» **Excerpts from a figure dataset**

- - - - - - -

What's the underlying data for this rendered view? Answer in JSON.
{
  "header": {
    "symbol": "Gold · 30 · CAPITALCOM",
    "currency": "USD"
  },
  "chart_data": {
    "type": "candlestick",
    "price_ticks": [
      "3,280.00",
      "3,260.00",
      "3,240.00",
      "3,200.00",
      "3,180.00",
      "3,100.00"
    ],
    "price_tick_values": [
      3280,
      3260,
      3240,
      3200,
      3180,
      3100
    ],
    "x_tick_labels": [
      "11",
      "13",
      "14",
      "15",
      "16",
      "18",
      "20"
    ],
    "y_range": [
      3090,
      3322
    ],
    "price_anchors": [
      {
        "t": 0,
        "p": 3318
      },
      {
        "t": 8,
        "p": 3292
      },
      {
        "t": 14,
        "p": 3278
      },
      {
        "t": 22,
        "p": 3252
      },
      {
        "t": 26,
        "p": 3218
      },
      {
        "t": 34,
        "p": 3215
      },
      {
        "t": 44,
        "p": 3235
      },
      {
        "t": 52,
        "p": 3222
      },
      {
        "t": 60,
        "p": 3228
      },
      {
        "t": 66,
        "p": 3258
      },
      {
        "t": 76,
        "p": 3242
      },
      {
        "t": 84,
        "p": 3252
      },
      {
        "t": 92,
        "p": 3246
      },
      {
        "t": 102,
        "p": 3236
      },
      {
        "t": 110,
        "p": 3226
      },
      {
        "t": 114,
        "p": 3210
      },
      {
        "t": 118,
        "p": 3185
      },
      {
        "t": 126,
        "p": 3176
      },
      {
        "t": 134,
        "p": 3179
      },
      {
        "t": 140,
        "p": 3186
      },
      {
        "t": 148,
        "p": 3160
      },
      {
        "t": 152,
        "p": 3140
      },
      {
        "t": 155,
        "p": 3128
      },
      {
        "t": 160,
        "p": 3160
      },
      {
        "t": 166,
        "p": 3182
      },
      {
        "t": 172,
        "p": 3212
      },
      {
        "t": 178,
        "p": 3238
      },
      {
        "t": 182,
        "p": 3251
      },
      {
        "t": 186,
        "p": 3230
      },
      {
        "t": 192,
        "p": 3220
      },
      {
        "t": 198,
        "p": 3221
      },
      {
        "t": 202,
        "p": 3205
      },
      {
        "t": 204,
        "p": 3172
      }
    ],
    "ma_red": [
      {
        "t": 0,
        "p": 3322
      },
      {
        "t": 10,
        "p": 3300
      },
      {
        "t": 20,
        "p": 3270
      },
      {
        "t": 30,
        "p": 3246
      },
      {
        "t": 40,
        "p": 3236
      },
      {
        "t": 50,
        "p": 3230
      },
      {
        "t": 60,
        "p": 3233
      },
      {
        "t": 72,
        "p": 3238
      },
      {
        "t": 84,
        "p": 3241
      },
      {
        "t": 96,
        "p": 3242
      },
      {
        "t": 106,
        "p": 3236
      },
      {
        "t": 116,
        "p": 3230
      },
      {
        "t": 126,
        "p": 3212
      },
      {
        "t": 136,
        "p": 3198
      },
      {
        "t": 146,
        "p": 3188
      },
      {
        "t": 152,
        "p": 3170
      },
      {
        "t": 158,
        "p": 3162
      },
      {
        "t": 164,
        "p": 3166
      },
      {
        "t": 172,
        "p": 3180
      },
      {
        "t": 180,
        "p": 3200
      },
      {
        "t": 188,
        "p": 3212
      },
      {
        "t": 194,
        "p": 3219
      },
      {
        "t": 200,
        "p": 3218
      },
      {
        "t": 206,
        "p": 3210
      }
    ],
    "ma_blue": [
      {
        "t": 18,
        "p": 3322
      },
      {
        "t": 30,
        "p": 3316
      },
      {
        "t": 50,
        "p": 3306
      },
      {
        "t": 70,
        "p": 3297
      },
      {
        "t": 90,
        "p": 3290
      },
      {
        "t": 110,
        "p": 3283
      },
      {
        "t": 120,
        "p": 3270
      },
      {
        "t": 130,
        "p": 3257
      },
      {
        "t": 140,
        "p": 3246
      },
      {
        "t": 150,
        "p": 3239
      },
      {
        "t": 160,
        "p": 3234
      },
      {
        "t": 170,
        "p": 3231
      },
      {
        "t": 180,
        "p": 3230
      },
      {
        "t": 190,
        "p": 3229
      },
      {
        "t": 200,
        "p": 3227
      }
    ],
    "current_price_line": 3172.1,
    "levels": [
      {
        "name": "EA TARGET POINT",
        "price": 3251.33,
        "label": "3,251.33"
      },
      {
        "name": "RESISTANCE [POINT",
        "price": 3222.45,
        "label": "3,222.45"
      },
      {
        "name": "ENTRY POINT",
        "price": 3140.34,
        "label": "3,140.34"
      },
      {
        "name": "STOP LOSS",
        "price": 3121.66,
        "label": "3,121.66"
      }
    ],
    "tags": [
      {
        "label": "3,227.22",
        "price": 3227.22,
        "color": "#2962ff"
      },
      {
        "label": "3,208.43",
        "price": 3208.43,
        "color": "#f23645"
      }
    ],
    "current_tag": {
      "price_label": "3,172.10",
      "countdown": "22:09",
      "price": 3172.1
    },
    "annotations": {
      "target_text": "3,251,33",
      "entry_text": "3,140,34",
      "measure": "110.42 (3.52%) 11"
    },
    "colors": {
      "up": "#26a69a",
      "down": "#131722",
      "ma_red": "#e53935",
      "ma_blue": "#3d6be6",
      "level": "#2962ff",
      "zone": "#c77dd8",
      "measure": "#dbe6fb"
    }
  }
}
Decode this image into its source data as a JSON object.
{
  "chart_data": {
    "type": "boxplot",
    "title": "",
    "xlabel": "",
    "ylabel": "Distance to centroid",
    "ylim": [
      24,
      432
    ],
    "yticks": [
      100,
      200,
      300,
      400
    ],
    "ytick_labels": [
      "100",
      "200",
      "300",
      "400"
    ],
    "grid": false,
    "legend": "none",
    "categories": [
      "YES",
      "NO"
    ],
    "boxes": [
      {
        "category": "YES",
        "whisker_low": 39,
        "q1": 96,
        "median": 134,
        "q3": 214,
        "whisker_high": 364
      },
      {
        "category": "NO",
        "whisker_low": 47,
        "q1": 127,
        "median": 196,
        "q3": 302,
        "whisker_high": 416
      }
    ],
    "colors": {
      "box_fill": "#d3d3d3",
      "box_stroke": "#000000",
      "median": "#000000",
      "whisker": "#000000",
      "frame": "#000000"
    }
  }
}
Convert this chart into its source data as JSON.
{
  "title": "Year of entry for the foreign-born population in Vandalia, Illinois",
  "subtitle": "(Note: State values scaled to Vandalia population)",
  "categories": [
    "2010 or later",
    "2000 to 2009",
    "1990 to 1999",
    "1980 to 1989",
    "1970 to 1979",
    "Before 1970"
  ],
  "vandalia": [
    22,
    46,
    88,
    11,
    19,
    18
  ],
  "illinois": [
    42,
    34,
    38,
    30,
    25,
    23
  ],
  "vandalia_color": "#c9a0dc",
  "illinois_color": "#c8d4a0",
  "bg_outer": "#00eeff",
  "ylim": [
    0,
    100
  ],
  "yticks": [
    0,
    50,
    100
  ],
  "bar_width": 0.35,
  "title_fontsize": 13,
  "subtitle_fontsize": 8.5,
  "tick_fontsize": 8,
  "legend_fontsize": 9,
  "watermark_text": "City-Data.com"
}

- - - - - - -

» **Problem details**
Every line of the records above needs to be given again exactly.

» **Task output**
What's the underlying data for this rendered view? Answer in JSON.
{
  "header": {
    "symbol": "Gold · 30 · CAPITALCOM",
    "currency": "USD"
  },
  "chart_data": {
    "type": "candlestick",
    "price_ticks": [
      "3,280.00",
      "3,260.00",
      "3,240.00",
      "3,200.00",
      "3,180.00",
      "3,100.00"
    ],
    "price_tick_values": [
      3280,
      3260,
      3240,
      3200,
      3180,
      3100
    ],
    "x_tick_labels": [
      "11",
      "13",
      "14",
      "15",
      "16",
      "18",
      "20"
    ],
    "y_range": [
      3090,
      3322
    ],
    "price_anchors": [
      {
        "t": 0,
        "p": 3318
      },
      {
        "t": 8,
        "p": 3292
      },
      {
        "t": 14,
        "p": 3278
      },
      {
        "t": 22,
        "p": 3252
      },
      {
        "t": 26,
        "p": 3218
      },
      {
        "t": 34,
        "p": 3215
      },
      {
        "t": 44,
        "p": 3235
      },
      {
        "t": 52,
        "p": 3222
      },
      {
        "t": 60,
        "p": 3228
      },
      {
        "t": 66,
        "p": 3258
      },
      {
        "t": 76,
        "p": 3242
      },
      {
        "t": 84,
        "p": 3252
      },
      {
        "t": 92,
        "p": 3246
      },
      {
        "t": 102,
        "p": 3236
      },
      {
        "t": 110,
        "p": 3226
      },
      {
        "t": 114,
        "p": 3210
      },
      {
        "t": 118,
        "p": 3185
      },
      {
        "t": 126,
        "p": 3176
      },
      {
        "t": 134,
        "p": 3179
      },
      {
        "t": 140,
        "p": 3186
      },
      {
        "t": 148,
        "p": 3160
      },
      {
        "t": 152,
        "p": 3140
      },
      {
        "t": 155,
        "p": 3128
      },
      {
        "t": 160,
        "p": 3160
      },
      {
        "t": 166,
        "p": 3182
      },
      {
        "t": 172,
        "p": 3212
      },
      {
        "t": 178,
        "p": 3238
      },
      {
        "t": 182,
        "p": 3251
      },
      {
        "t": 186,
        "p": 3230
      },
      {
        "t": 192,
        "p": 3220
      },
      {
        "t": 198,
        "p": 3221
      },
      {
        "t": 202,
        "p": 3205
      },
      {
        "t": 204,
        "p": 3172
      }
    ],
    "ma_red": [
      {
        "t": 0,
        "p": 3322
      },
      {
        "t": 10,
        "p": 3300
      },
      {
        "t": 20,
        "p": 3270
      },
      {
        "t": 30,
        "p": 3246
      },
      {
        "t": 40,
        "p": 3236
      },
      {
        "t": 50,
        "p": 3230
      },
      {
        "t": 60,
        "p": 3233
      },
      {
        "t": 72,
        "p": 3238
      },
      {
        "t": 84,
        "p": 3241
      },
      {
        "t": 96,
        "p": 3242
      },
      {
        "t": 106,
        "p": 3236
      },
      {
        "t": 116,
        "p": 3230
      },
      {
        "t": 126,
        "p": 3212
      },
      {
        "t": 136,
        "p": 3198
      },
      {
        "t": 146,
        "p": 3188
      },
      {
        "t": 152,
        "p": 3170
      },
      {
        "t": 158,
        "p": 3162
      },
      {
        "t": 164,
        "p": 3166
      },
      {
        "t": 172,
        "p": 3180
      },
      {
        "t": 180,
        "p": 3200
      },
      {
        "t": 188,
        "p": 3212
      },
      {
        "t": 194,
        "p": 3219
      },
      {
        "t": 200,
        "p": 3218
      },
      {
        "t": 206,
        "p": 3210
      }
    ],
    "ma_blue": [
      {
        "t": 18,
        "p": 3322
      },
      {
        "t": 30,
        "p": 3316
      },
      {
        "t": 50,
        "p": 3306
      },
      {
        "t": 70,
        "p": 3297
      },
      {
        "t": 90,
        "p": 3290
      },
      {
        "t": 110,
        "p": 3283
      },
      {
        "t": 120,
        "p": 3270
      },
      {
        "t": 130,
        "p": 3257
      },
      {
        "t": 140,
        "p": 3246
      },
      {
        "t": 150,
        "p": 3239
      },
      {
        "t": 160,
        "p": 3234
      },
      {
        "t": 170,
        "p": 3231
      },
      {
        "t": 180,
        "p": 3230
      },
      {
        "t": 190,
        "p": 3229
      },
      {
        "t": 200,
        "p": 3227
      }
    ],
    "current_price_line": 3172.1,
    "levels": [
      {
        "name": "EA TARGET POINT",
        "price": 3251.33,
        "label": "3,251.33"
      },
      {
        "name": "RESISTANCE [POINT",
        "price": 3222.45,
        "label": "3,222.45"
      },
      {
        "name": "ENTRY POINT",
        "price": 3140.34,
        "label": "3,140.34"
      },
      {
        "name": "STOP LOSS",
        "price": 3121.66,
        "label": "3,121.66"
      }
    ],
    "tags": [
      {
        "label": "3,227.22",
        "price": 3227.22,
        "color": "#2962ff"
      },
      {
        "label": "3,208.43",
        "price": 3208.43,
        "color": "#f23645"
      }
    ],
    "current_tag": {
      "price_label": "3,172.10",
      "countdown": "22:09",
      "price": 3172.1
    },
    "annotations": {
      "target_text": "3,251,33",
      "entry_text": "3,140,34",
      "measure": "110.42 (3.52%) 11"
    },
    "colors": {
      "up": "#26a69a",
      "down": "#131722",
      "ma_red": "#e53935",
      "ma_blue": "#3d6be6",
      "level": "#2962ff",
      "zone": "#c77dd8",
      "measure": "#dbe6fb"
    }
  }
}
Decode this image into its source data as a JSON object.
{
  "chart_data": {
    "type": "boxplot",
    "title": "",
    "xlabel": "",
    "ylabel": "Distance to centroid",
    "ylim": [
      24,
      432
    ],
    "yticks": [
      100,
      200,
      300,
      400
    ],
    "ytick_labels": [
      "100",
      "200",
      "300",
      "400"
    ],
    "grid": false,
    "legend": "none",
    "categories": [
      "YES",
      "NO"
    ],
    "boxes": [
      {
        "category": "YES",
        "whisker_low": 39,
        "q1": 96,
        "median": 134,
        "q3": 214,
        "whisker_high": 364
      },
      {
        "category": "NO",
        "whisker_low": 47,
        "q1": 127,
        "median": 196,
        "q3": 302,
        "whisker_high": 416
      }
    ],
    "colors": {
      "box_fill": "#d3d3d3",
      "box_stroke": "#000000",
      "median": "#000000",
      "whisker": "#000000",
      "frame": "#000000"
    }
  }
}
Convert this chart into its source data as JSON.
{
  "title": "Year of entry for the foreign-born population in Vandalia, Illinois",
  "subtitle": "(Note: State values scaled to Vandalia population)",
  "categories": [
    "2010 or later",
    "2000 to 2009",
    "1990 to 1999",
    "1980 to 1989",
    "1970 to 1979",
    "Before 1970"
  ],
  "vandalia": [
    22,
    46,
    88,
    11,
    19,
    18
  ],
  "illinois": [
    42,
    34,
    38,
    30,
    25,
    23
  ],
  "vandalia_color": "#c9a0dc",
  "illinois_color": "#c8d4a0",
  "bg_outer": "#00eeff",
  "ylim": [
    0,
    100
  ],
  "yticks": [
    0,
    50,
    100
  ],
  "bar_width": 0.35,
  "title_fontsize": 13,
  "subtitle_fontsize": 8.5,
  "tick_fontsize": 8,
  "legend_fontsize": 9,
  "watermark_text": "City-Data.com"
}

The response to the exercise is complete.